***** SUPPLIED ENTRIES

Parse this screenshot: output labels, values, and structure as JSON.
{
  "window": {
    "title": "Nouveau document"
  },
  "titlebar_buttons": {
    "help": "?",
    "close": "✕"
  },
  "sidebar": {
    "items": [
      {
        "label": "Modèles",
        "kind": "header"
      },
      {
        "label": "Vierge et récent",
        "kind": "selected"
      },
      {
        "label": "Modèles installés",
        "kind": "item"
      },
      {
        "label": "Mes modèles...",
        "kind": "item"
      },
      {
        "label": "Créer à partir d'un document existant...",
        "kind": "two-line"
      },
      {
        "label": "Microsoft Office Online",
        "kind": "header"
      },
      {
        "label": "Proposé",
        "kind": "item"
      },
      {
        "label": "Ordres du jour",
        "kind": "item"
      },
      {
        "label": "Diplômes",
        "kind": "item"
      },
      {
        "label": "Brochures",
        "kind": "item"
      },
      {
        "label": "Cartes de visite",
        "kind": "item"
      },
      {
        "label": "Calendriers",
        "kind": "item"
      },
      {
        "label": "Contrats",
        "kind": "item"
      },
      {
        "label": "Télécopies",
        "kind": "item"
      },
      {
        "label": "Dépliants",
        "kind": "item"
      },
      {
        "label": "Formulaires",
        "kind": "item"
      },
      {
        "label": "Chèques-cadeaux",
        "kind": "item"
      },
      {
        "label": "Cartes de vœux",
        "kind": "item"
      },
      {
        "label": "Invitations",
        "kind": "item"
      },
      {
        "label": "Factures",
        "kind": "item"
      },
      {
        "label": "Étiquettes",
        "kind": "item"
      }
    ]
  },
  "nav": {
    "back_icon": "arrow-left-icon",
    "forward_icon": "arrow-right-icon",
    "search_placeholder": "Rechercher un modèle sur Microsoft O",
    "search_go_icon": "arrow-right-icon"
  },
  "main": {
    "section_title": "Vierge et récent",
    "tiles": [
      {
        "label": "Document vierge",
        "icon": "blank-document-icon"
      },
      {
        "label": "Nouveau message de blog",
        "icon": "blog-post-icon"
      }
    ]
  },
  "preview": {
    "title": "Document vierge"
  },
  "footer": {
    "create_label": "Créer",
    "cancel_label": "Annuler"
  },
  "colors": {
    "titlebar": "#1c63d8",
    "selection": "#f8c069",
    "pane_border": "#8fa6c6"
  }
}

**********

• _DIRECTIONS_: Which lines hold the string "Cartes"? Copy all of them from the data above.

• _SOLUTION BELOW_:
        "label": "Cartes de visite",
        "label": "Cartes de vœux",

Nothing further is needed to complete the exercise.